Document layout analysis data
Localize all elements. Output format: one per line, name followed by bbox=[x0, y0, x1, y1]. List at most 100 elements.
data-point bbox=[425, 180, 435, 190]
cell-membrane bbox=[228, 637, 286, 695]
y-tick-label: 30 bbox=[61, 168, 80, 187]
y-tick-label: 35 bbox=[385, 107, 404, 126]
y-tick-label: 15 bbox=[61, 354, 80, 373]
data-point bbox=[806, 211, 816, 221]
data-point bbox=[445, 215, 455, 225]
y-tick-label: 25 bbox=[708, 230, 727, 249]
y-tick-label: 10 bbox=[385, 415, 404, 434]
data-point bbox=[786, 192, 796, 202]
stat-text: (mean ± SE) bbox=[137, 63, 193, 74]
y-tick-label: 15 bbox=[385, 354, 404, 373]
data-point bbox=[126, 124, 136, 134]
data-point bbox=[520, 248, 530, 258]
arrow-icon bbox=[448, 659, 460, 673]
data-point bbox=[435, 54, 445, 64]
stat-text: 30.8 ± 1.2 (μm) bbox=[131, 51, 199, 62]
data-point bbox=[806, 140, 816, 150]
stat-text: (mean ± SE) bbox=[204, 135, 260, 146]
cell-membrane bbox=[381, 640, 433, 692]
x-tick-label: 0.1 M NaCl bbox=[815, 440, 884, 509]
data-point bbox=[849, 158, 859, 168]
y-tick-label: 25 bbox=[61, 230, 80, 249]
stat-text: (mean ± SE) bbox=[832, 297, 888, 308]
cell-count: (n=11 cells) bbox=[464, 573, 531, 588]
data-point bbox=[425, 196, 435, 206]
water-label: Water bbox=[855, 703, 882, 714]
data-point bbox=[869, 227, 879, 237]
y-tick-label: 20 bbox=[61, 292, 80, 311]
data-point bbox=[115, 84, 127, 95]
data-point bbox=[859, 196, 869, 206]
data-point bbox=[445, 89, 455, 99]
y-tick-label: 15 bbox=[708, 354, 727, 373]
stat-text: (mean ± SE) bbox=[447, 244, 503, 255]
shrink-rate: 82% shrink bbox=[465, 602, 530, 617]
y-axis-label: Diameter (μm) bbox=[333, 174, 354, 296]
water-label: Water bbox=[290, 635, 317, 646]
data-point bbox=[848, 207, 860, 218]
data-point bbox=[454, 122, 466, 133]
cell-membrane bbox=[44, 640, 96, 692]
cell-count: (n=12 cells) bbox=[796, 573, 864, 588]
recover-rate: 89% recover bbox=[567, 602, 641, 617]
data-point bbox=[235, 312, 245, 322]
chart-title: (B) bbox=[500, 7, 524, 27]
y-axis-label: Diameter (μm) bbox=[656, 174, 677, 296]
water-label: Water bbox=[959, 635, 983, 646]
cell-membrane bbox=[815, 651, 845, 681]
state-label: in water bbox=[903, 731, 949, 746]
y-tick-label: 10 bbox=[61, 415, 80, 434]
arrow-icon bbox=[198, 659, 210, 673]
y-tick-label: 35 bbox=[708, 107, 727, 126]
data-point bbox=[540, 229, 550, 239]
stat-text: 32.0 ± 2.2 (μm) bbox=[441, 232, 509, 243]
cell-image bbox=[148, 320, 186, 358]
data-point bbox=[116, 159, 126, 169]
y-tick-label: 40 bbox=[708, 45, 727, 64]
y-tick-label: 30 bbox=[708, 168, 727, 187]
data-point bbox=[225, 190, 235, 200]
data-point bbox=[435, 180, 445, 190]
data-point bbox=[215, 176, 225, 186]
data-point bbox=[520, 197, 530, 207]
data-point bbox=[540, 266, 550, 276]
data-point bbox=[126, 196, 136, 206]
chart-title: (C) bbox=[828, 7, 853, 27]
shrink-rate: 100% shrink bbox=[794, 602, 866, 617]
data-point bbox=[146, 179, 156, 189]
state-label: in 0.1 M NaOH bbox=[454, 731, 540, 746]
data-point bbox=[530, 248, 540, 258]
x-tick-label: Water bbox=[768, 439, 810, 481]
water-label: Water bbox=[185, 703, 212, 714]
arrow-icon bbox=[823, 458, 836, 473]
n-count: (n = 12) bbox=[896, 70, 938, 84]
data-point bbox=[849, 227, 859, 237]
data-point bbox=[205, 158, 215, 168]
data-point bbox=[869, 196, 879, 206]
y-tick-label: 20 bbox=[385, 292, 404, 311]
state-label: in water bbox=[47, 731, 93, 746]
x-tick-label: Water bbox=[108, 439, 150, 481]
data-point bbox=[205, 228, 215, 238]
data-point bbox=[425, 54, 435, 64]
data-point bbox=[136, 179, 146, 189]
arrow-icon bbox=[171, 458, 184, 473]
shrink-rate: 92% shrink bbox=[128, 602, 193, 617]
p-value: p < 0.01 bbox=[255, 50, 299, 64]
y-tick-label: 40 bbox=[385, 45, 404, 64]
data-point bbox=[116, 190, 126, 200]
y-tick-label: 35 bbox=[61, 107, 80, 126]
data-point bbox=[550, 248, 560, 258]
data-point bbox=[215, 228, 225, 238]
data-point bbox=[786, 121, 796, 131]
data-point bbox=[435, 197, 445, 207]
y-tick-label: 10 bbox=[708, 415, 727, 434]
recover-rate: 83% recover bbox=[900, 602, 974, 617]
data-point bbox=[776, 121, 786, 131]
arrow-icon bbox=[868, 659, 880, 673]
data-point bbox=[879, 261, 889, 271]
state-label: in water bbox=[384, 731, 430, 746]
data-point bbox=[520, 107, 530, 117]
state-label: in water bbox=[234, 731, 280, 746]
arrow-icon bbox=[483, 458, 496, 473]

● **Instructions to follow**
Please reproduce every record shown above, exactly as written.

● **Written solution**
Localize all elements. Output format: one per line, name followed by bbox=[x0, y0, x1, y1]. List at most 100 elements.
data-point bbox=[425, 180, 435, 190]
cell-membrane bbox=[228, 637, 286, 695]
y-tick-label: 30 bbox=[61, 168, 80, 187]
y-tick-label: 35 bbox=[385, 107, 404, 126]
y-tick-label: 15 bbox=[61, 354, 80, 373]
data-point bbox=[806, 211, 816, 221]
data-point bbox=[445, 215, 455, 225]
y-tick-label: 25 bbox=[708, 230, 727, 249]
y-tick-label: 10 bbox=[385, 415, 404, 434]
data-point bbox=[786, 192, 796, 202]
stat-text: (mean ± SE) bbox=[137, 63, 193, 74]
y-tick-label: 15 bbox=[385, 354, 404, 373]
data-point bbox=[126, 124, 136, 134]
data-point bbox=[520, 248, 530, 258]
arrow-icon bbox=[448, 659, 460, 673]
data-point bbox=[435, 54, 445, 64]
stat-text: 30.8 ± 1.2 (μm) bbox=[131, 51, 199, 62]
data-point bbox=[806, 140, 816, 150]
stat-text: (mean ± SE) bbox=[204, 135, 260, 146]
cell-membrane bbox=[381, 640, 433, 692]
x-tick-label: 0.1 M NaCl bbox=[815, 440, 884, 509]
data-point bbox=[849, 158, 859, 168]
y-tick-label: 25 bbox=[61, 230, 80, 249]
stat-text: (mean ± SE) bbox=[832, 297, 888, 308]
cell-count: (n=11 cells) bbox=[464, 573, 531, 588]
data-point bbox=[425, 196, 435, 206]
water-label: Water bbox=[855, 703, 882, 714]
data-point bbox=[869, 227, 879, 237]
y-tick-label: 20 bbox=[61, 292, 80, 311]
data-point bbox=[115, 84, 127, 95]
data-point bbox=[859, 196, 869, 206]
data-point bbox=[445, 89, 455, 99]
y-tick-label: 15 bbox=[708, 354, 727, 373]
stat-text: (mean ± SE) bbox=[447, 244, 503, 255]
shrink-rate: 82% shrink bbox=[465, 602, 530, 617]
y-axis-label: Diameter (μm) bbox=[333, 174, 354, 296]
water-label: Water bbox=[290, 635, 317, 646]
data-point bbox=[848, 207, 860, 218]
data-point bbox=[454, 122, 466, 133]
cell-membrane bbox=[44, 640, 96, 692]
cell-count: (n=12 cells) bbox=[796, 573, 864, 588]
recover-rate: 89% recover bbox=[567, 602, 641, 617]
data-point bbox=[235, 312, 245, 322]
chart-title: (B) bbox=[500, 7, 524, 27]
y-axis-label: Diameter (μm) bbox=[656, 174, 677, 296]
water-label: Water bbox=[959, 635, 983, 646]
cell-membrane bbox=[815, 651, 845, 681]
state-label: in water bbox=[903, 731, 949, 746]
y-tick-label: 10 bbox=[61, 415, 80, 434]
arrow-icon bbox=[198, 659, 210, 673]
y-tick-label: 35 bbox=[708, 107, 727, 126]
data-point bbox=[540, 229, 550, 239]
stat-text: 32.0 ± 2.2 (μm) bbox=[441, 232, 509, 243]
cell-image bbox=[148, 320, 186, 358]
data-point bbox=[116, 159, 126, 169]
y-tick-label: 40 bbox=[708, 45, 727, 64]
y-tick-label: 30 bbox=[708, 168, 727, 187]
data-point bbox=[225, 190, 235, 200]
data-point bbox=[435, 180, 445, 190]
data-point bbox=[215, 176, 225, 186]
data-point bbox=[520, 197, 530, 207]
data-point bbox=[540, 266, 550, 276]
data-point bbox=[126, 196, 136, 206]
chart-title: (C) bbox=[828, 7, 853, 27]
shrink-rate: 100% shrink bbox=[794, 602, 866, 617]
data-point bbox=[146, 179, 156, 189]
state-label: in 0.1 M NaOH bbox=[454, 731, 540, 746]
data-point bbox=[530, 248, 540, 258]
x-tick-label: Water bbox=[768, 439, 810, 481]
water-label: Water bbox=[185, 703, 212, 714]
arrow-icon bbox=[823, 458, 836, 473]
n-count: (n = 12) bbox=[896, 70, 938, 84]
data-point bbox=[849, 227, 859, 237]
data-point bbox=[205, 158, 215, 168]
data-point bbox=[869, 196, 879, 206]
y-tick-label: 20 bbox=[385, 292, 404, 311]
state-label: in water bbox=[47, 731, 93, 746]
x-tick-label: Water bbox=[108, 439, 150, 481]
data-point bbox=[205, 228, 215, 238]
data-point bbox=[425, 54, 435, 64]
data-point bbox=[136, 179, 146, 189]
arrow-icon bbox=[171, 458, 184, 473]
shrink-rate: 92% shrink bbox=[128, 602, 193, 617]
p-value: p < 0.01 bbox=[255, 50, 299, 64]
y-tick-label: 40 bbox=[385, 45, 404, 64]
data-point bbox=[116, 190, 126, 200]
y-tick-label: 35 bbox=[61, 107, 80, 126]
data-point bbox=[550, 248, 560, 258]
data-point bbox=[215, 228, 225, 238]
data-point bbox=[786, 121, 796, 131]
data-point bbox=[435, 197, 445, 207]
y-tick-label: 10 bbox=[708, 415, 727, 434]
recover-rate: 83% recover bbox=[900, 602, 974, 617]
data-point bbox=[776, 121, 786, 131]
arrow-icon bbox=[868, 659, 880, 673]
data-point bbox=[879, 261, 889, 271]
state-label: in water bbox=[384, 731, 430, 746]
data-point bbox=[520, 107, 530, 117]
state-label: in water bbox=[234, 731, 280, 746]
arrow-icon bbox=[483, 458, 496, 473]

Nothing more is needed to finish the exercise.